STATED GOAL:
Show each line that has the string "스타트업" in it.

== TASK INPUT

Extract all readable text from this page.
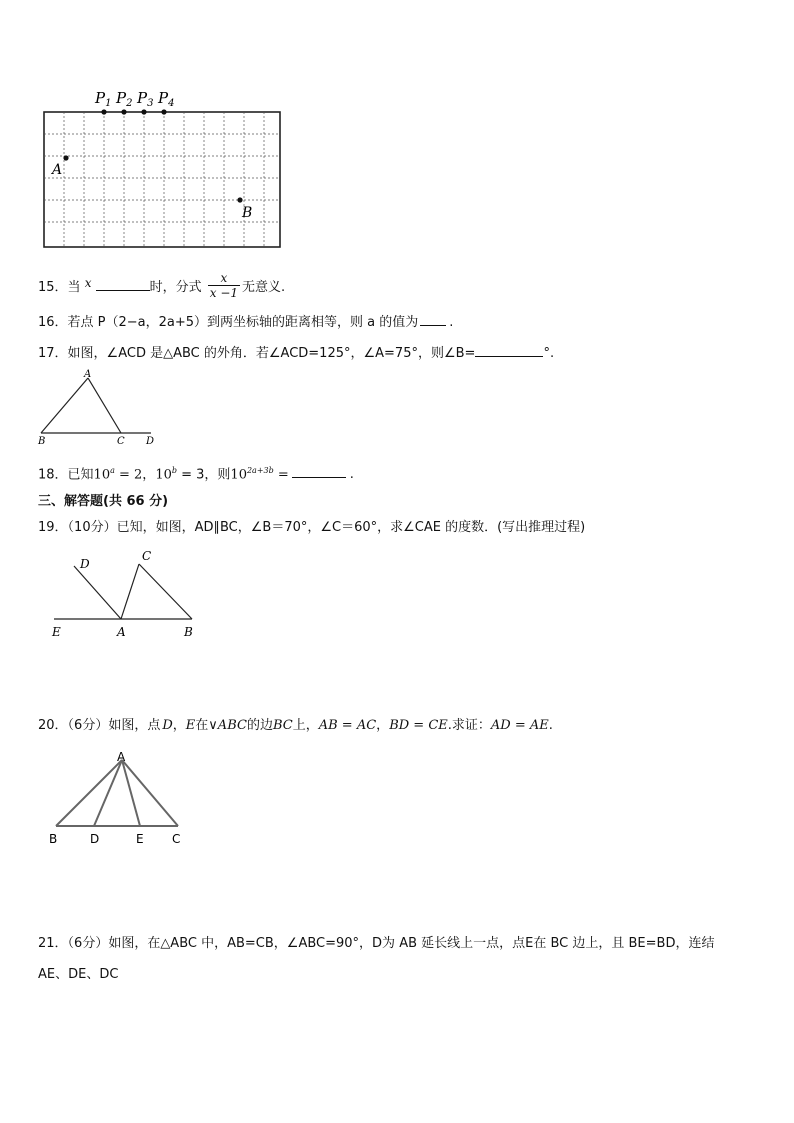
$P_1$ $P_2$ $P_3$ $P_4$
A
B
15．当 x	时，分式 $\frac{x}{x -1}$ 无意义.
16．若点 P（2−a，2a+5）到两坐标轴的距离相等，则 a 的值为 .
17．如图，∠ACD 是△ABC 的外角．若∠ACD=125°，∠A=75°，则∠B=	°.
A
B	C D
18．已知$10^a = 2$，$10^b = 3$，则$10^{2a+3b}$ =	.
三、解答题(共 66 分)
19．（10分）已知，如图，AD∥BC，∠B＝70°，∠C＝60°，求∠CAE 的度数．(写出推理过程)
D
C
E	A	B
20．（6分）如图，点 D，E在∨ABC的边BC上，AB = AC，BD = CE.求证：AD = AE.
A
B	D	E C
21．（6分）如图，在△ABC 中，AB=CB，∠ABC=90°，D为 AB 延长线上一点，点E在 BC 边上，且 BE=BD，连结
AE、DE、DC
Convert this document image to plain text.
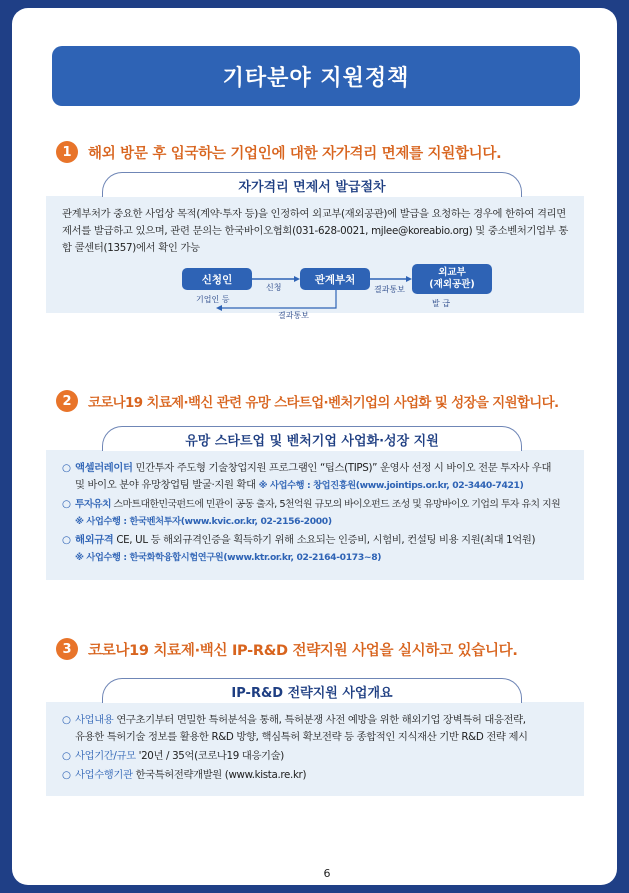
기타분야 지원정책
1	해외 방문 후 입국하는 기업인에 대한 자가격리 면제를 지원합니다.
자가격리 면제서 발급절차
관계부처가 중요한 사업상 목적(계약·투자 등)을 인정하여 외교부(재외공관)에 발급을 요청하는 경우에 한하여 격리면제서를 발급하고 있으며, 관련 문의는 한국바이오협회(031-628-0021, mjlee@koreabio.org) 및 중소벤처기업부 통합 콜센터(1357)에서 확인 가능
신청인
기업인 등
관계부처
외교부
(재외공관)
발 급
신청	결과통보
결과통보
2	코로나19 치료제·백신 관련 유망 스타트업·벤처기업의 사업화 및 성장을 지원합니다.
유망 스타트업 및 벤처기업 사업화·성장 지원
○ 액셀러레이터 민간투자 주도형 기술창업지원 프로그램인 “팁스(TIPS)” 운영사 선정 시 바이오 전문 투자사 우대
및 바이오 분야 유망창업팀 발굴·지원 확대 ※ 사업수행 : 창업진흥원(www.jointips.or.kr, 02-3440-7421)
○ 투자유치 스마트대한민국펀드에 민관이 공동 출자, 5천억원 규모의 바이오펀드 조성 및 유망바이오 기업의 투자 유치 지원
※ 사업수행 : 한국벤처투자(www.kvic.or.kr, 02-2156-2000)
○ 해외규격 CE, UL 등 해외규격인증을 획득하기 위해 소요되는 인증비, 시험비, 컨설팅 비용 지원(최대 1억원)
※ 사업수행 : 한국화학융합시험연구원(www.ktr.or.kr, 02-2164-0173~8)
3	코로나19 치료제·백신 IP-R&D 전략지원 사업을 실시하고 있습니다.
IP-R&D 전략지원 사업개요
○ 사업내용 연구초기부터 면밀한 특허분석을 통해, 특허분쟁 사전 예방을 위한 해외기업 장벽특허 대응전략,
유용한 특허기술 정보를 활용한 R&D 방향, 핵심특허 확보전략 등 종합적인 지식재산 기반 R&D 전략 제시
○ 사업기간/규모 '20년 / 35억(코로나19 대응기술)
○ 사업수행기관 한국특허전략개발원 (www.kista.re.kr)
6
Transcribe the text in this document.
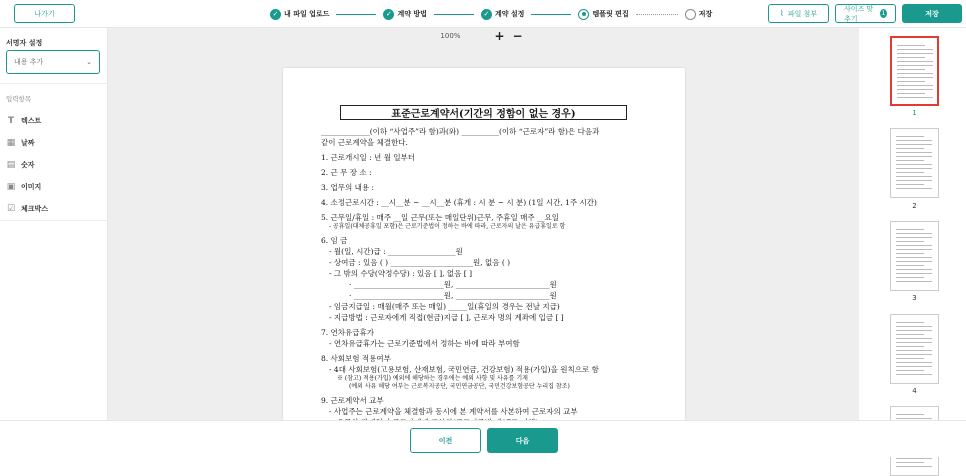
나가기	✓ 내 파일 업로드	✓ 계약 방법	✓ 계약 설정	템플릿 편집	저장	⌇ 파일 첨부
사이즈 맞추기
1	저장
서명자 설정
내용 추가	⌄
입력항목
T 텍스트
▦ 날짜
▤ 숫자
▣ 이미지
☑ 체크박스
100%	+ −
표준근로계약서(기간의 정함이 없는 경우)
_____________(이하 “사업주”라 함)과(와) __________(이하 “근로자”라 함)은 다음과
같이 근로계약을 체결한다.
1. 근로개시일 : 년 월 일부터
2. 근 무 장 소 :
3. 업무의 내용 :
4. 소정근로시간 : __시__분 ~ __시__분 (휴게 : 시 분 ~ 시 분) (1일 시간, 1주 시간)
5. 근무일/휴일 : 매주 __일 근무(또는 매일단위)근무, 주휴일 매주 __요일
- 공휴일(대체공휴일 포함)은 근로기준법이 정하는 바에 따라, 근로자의 날은 유급휴일로 함
6. 임 금
- 월(일, 시간)급 : __________________원
- 상여금 : 있음 ( ) ______________________원, 없음 ( )
- 그 밖의 수당(약정수당) : 있음 [ ], 없음 [ ]
· ________________________원, _________________________원
· ________________________원, _________________________원
- 임금지급일 : 매월(매주 또는 매일) _____일(휴일의 경우는 전날 지급)
- 지급방법 : 근로자에게 직접(현금)지급 [ ], 근로자 명의 계좌에 입금 [ ]
7. 연차유급휴가
- 연차유급휴가는 근로기준법에서 정하는 바에 따라 부여함
8. 사회보험 적용여부
- 4대 사회보험(고용보험, 산재보험, 국민연금, 건강보험) 적용(가입)을 원칙으로 함
※ (참고) 적용(가입) 예외에 해당하는 경우에는 예외 사항 및 사유를 기재
(예외 사유 해당 여부는 근로복지공단, 국민연금공단, 국민건강보험공단 누리집 참조)
9. 근로계약서 교부
- 사업주는 근로계약을 체결함과 동시에 본 계약서를 사본하여 근로자의 교부
1
2
3
4
이전	다음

====

EXERCISE ANSWER:
2	코로나19 치료제·백신 관련 유망 스타트업·벤처기업의 사업화 및 성장을 지원합니다.
유망 스타트업 및 벤처기업 사업화·성장 지원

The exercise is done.